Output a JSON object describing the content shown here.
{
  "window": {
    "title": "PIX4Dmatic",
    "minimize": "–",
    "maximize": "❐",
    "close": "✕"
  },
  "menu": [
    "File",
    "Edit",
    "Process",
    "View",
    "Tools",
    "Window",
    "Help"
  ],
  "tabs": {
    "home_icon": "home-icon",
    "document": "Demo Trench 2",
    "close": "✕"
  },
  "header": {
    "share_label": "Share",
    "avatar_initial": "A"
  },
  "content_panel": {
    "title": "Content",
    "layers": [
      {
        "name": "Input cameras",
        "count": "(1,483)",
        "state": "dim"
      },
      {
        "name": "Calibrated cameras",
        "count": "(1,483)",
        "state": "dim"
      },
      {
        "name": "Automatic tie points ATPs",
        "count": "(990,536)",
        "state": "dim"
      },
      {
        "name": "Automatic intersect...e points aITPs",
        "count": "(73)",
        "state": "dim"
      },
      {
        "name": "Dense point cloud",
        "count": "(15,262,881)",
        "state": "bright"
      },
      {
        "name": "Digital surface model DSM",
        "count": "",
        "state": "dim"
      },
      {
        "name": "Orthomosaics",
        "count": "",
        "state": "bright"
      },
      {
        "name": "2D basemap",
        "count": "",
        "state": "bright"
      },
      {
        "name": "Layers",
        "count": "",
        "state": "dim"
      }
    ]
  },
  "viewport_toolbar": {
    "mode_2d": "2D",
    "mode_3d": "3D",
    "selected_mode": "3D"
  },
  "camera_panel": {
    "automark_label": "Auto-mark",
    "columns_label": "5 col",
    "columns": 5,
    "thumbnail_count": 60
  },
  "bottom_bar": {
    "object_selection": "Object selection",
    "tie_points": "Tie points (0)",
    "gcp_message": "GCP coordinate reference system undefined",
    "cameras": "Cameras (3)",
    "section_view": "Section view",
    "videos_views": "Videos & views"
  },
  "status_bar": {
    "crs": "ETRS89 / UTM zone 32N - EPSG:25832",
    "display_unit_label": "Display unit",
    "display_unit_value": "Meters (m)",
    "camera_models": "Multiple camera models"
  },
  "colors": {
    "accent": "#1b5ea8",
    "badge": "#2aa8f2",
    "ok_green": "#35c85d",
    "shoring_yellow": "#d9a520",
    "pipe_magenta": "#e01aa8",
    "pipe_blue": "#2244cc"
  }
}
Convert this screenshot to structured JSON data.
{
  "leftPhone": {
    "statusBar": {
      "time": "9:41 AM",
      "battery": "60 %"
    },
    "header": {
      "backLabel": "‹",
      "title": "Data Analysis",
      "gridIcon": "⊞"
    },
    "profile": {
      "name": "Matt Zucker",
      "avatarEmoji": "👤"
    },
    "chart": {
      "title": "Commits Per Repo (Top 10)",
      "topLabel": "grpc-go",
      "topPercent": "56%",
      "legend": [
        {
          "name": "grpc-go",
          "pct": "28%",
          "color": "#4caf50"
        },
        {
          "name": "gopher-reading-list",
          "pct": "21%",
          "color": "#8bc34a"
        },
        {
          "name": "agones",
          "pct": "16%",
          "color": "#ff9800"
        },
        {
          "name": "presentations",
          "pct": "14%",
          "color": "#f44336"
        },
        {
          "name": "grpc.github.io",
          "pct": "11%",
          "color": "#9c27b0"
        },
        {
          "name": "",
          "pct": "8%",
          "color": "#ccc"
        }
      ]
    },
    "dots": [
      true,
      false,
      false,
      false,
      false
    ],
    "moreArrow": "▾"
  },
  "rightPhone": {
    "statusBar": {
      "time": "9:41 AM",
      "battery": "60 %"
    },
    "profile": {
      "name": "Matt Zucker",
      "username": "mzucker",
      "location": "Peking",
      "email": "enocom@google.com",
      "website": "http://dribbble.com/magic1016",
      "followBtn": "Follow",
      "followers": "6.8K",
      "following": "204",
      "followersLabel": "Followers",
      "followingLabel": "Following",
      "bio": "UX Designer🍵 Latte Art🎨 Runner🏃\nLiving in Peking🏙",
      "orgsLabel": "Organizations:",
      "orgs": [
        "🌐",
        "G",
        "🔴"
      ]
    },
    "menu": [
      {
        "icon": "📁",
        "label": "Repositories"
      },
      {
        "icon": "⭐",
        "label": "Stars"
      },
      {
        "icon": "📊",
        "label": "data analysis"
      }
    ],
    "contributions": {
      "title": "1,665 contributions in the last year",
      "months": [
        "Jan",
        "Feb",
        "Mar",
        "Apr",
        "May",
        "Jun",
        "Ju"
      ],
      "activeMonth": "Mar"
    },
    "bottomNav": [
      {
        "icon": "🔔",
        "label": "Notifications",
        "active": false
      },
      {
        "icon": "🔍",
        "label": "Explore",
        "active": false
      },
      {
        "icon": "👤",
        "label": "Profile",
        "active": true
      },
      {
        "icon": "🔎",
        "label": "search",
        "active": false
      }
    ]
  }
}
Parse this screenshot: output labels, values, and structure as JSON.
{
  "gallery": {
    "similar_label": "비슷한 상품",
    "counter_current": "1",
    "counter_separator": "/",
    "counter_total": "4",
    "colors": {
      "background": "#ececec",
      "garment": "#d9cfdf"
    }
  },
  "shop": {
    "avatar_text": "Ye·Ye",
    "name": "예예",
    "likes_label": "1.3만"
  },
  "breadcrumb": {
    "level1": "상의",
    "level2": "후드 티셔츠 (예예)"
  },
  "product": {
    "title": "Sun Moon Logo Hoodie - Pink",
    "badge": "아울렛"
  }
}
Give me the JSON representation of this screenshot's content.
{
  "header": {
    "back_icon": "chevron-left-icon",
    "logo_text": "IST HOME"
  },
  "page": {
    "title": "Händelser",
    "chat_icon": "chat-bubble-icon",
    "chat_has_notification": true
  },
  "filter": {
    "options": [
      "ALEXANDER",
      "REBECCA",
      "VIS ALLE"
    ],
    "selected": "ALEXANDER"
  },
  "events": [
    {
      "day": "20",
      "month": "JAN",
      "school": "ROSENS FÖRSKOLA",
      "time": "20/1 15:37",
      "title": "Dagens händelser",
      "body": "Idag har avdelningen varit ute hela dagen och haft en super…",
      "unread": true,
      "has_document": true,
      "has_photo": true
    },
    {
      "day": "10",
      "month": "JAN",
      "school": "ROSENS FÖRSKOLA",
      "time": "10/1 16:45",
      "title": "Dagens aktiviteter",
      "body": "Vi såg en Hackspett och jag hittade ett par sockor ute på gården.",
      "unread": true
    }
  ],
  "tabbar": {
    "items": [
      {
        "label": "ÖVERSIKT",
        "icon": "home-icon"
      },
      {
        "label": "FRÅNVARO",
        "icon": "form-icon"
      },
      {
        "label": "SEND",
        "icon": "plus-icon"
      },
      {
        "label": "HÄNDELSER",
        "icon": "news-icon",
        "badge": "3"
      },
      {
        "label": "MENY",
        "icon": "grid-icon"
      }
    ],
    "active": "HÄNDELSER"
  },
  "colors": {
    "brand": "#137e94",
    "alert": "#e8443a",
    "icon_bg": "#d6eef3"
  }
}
______________________________
Task to carry out » Print the listing above in full, exactly as it is.

Result below »
Output a JSON object describing the content shown here.
{
  "window": {
    "title": "PIX4Dmatic",
    "minimize": "–",
    "maximize": "❐",
    "close": "✕"
  },
  "menu": [
    "File",
    "Edit",
    "Process",
    "View",
    "Tools",
    "Window",
    "Help"
  ],
  "tabs": {
    "home_icon": "home-icon",
    "document": "Demo Trench 2",
    "close": "✕"
  },
  "header": {
    "share_label": "Share",
    "avatar_initial": "A"
  },
  "content_panel": {
    "title": "Content",
    "layers": [
      {
        "name": "Input cameras",
        "count": "(1,483)",
        "state": "dim"
      },
      {
        "name": "Calibrated cameras",
        "count": "(1,483)",
        "state": "dim"
      },
      {
        "name": "Automatic tie points ATPs",
        "count": "(990,536)",
        "state": "dim"
      },
      {
        "name": "Automatic intersect...e points aITPs",
        "count": "(73)",
        "state": "dim"
      },
      {
        "name": "Dense point cloud",
        "count": "(15,262,881)",
        "state": "bright"
      },
      {
        "name": "Digital surface model DSM",
        "count": "",
        "state": "dim"
      },
      {
        "name": "Orthomosaics",
        "count": "",
        "state": "bright"
      },
      {
        "name": "2D basemap",
        "count": "",
        "state": "bright"
      },
      {
        "name": "Layers",
        "count": "",
        "state": "dim"
      }
    ]
  },
  "viewport_toolbar": {
    "mode_2d": "2D",
    "mode_3d": "3D",
    "selected_mode": "3D"
  },
  "camera_panel": {
    "automark_label": "Auto-mark",
    "columns_label": "5 col",
    "columns": 5,
    "thumbnail_count": 60
  },
  "bottom_bar": {
    "object_selection": "Object selection",
    "tie_points": "Tie points (0)",
    "gcp_message": "GCP coordinate reference system undefined",
    "cameras": "Cameras (3)",
    "section_view": "Section view",
    "videos_views": "Videos & views"
  },
  "status_bar": {
    "crs": "ETRS89 / UTM zone 32N - EPSG:25832",
    "display_unit_label": "Display unit",
    "display_unit_value": "Meters (m)",
    "camera_models": "Multiple camera models"
  },
  "colors": {
    "accent": "#1b5ea8",
    "badge": "#2aa8f2",
    "ok_green": "#35c85d",
    "shoring_yellow": "#d9a520",
    "pipe_magenta": "#e01aa8",
    "pipe_blue": "#2244cc"
  }
}
Convert this screenshot to structured JSON data.
{
  "leftPhone": {
    "statusBar": {
      "time": "9:41 AM",
      "battery": "60 %"
    },
    "header": {
      "backLabel": "‹",
      "title": "Data Analysis",
      "gridIcon": "⊞"
    },
    "profile": {
      "name": "Matt Zucker",
      "avatarEmoji": "👤"
    },
    "chart": {
      "title": "Commits Per Repo (Top 10)",
      "topLabel": "grpc-go",
      "topPercent": "56%",
      "legend": [
        {
          "name": "grpc-go",
          "pct": "28%",
          "color": "#4caf50"
        },
        {
          "name": "gopher-reading-list",
          "pct": "21%",
          "color": "#8bc34a"
        },
        {
          "name": "agones",
          "pct": "16%",
          "color": "#ff9800"
        },
        {
          "name": "presentations",
          "pct": "14%",
          "color": "#f44336"
        },
        {
          "name": "grpc.github.io",
          "pct": "11%",
          "color": "#9c27b0"
        },
        {
          "name": "",
          "pct": "8%",
          "color": "#ccc"
        }
      ]
    },
    "dots": [
      true,
      false,
      false,
      false,
      false
    ],
    "moreArrow": "▾"
  },
  "rightPhone": {
    "statusBar": {
      "time": "9:41 AM",
      "battery": "60 %"
    },
    "profile": {
      "name": "Matt Zucker",
      "username": "mzucker",
      "location": "Peking",
      "email": "enocom@google.com",
      "website": "http://dribbble.com/magic1016",
      "followBtn": "Follow",
      "followers": "6.8K",
      "following": "204",
      "followersLabel": "Followers",
      "followingLabel": "Following",
      "bio": "UX Designer🍵 Latte Art🎨 Runner🏃\nLiving in Peking🏙",
      "orgsLabel": "Organizations:",
      "orgs": [
        "🌐",
        "G",
        "🔴"
      ]
    },
    "menu": [
      {
        "icon": "📁",
        "label": "Repositories"
      },
      {
        "icon": "⭐",
        "label": "Stars"
      },
      {
        "icon": "📊",
        "label": "data analysis"
      }
    ],
    "contributions": {
      "title": "1,665 contributions in the last year",
      "months": [
        "Jan",
        "Feb",
        "Mar",
        "Apr",
        "May",
        "Jun",
        "Ju"
      ],
      "activeMonth": "Mar"
    },
    "bottomNav": [
      {
        "icon": "🔔",
        "label": "Notifications",
        "active": false
      },
      {
        "icon": "🔍",
        "label": "Explore",
        "active": false
      },
      {
        "icon": "👤",
        "label": "Profile",
        "active": true
      },
      {
        "icon": "🔎",
        "label": "search",
        "active": false
      }
    ]
  }
}
Parse this screenshot: output labels, values, and structure as JSON.
{
  "gallery": {
    "similar_label": "비슷한 상품",
    "counter_current": "1",
    "counter_separator": "/",
    "counter_total": "4",
    "colors": {
      "background": "#ececec",
      "garment": "#d9cfdf"
    }
  },
  "shop": {
    "avatar_text": "Ye·Ye",
    "name": "예예",
    "likes_label": "1.3만"
  },
  "breadcrumb": {
    "level1": "상의",
    "level2": "후드 티셔츠 (예예)"
  },
  "product": {
    "title": "Sun Moon Logo Hoodie - Pink",
    "badge": "아울렛"
  }
}
Give me the JSON representation of this screenshot's content.
{
  "header": {
    "back_icon": "chevron-left-icon",
    "logo_text": "IST HOME"
  },
  "page": {
    "title": "Händelser",
    "chat_icon": "chat-bubble-icon",
    "chat_has_notification": true
  },
  "filter": {
    "options": [
      "ALEXANDER",
      "REBECCA",
      "VIS ALLE"
    ],
    "selected": "ALEXANDER"
  },
  "events": [
    {
      "day": "20",
      "month": "JAN",
      "school": "ROSENS FÖRSKOLA",
      "time": "20/1 15:37",
      "title": "Dagens händelser",
      "body": "Idag har avdelningen varit ute hela dagen och haft en super…",
      "unread": true,
      "has_document": true,
      "has_photo": true
    },
    {
      "day": "10",
      "month": "JAN",
      "school": "ROSENS FÖRSKOLA",
      "time": "10/1 16:45",
      "title": "Dagens aktiviteter",
      "body": "Vi såg en Hackspett och jag hittade ett par sockor ute på gården.",
      "unread": true
    }
  ],
  "tabbar": {
    "items": [
      {
        "label": "ÖVERSIKT",
        "icon": "home-icon"
      },
      {
        "label": "FRÅNVARO",
        "icon": "form-icon"
      },
      {
        "label": "SEND",
        "icon": "plus-icon"
      },
      {
        "label": "HÄNDELSER",
        "icon": "news-icon",
        "badge": "3"
      },
      {
        "label": "MENY",
        "icon": "grid-icon"
      }
    ],
    "active": "HÄNDELSER"
  },
  "colors": {
    "brand": "#137e94",
    "alert": "#e8443a",
    "icon_bg": "#d6eef3"
  }
}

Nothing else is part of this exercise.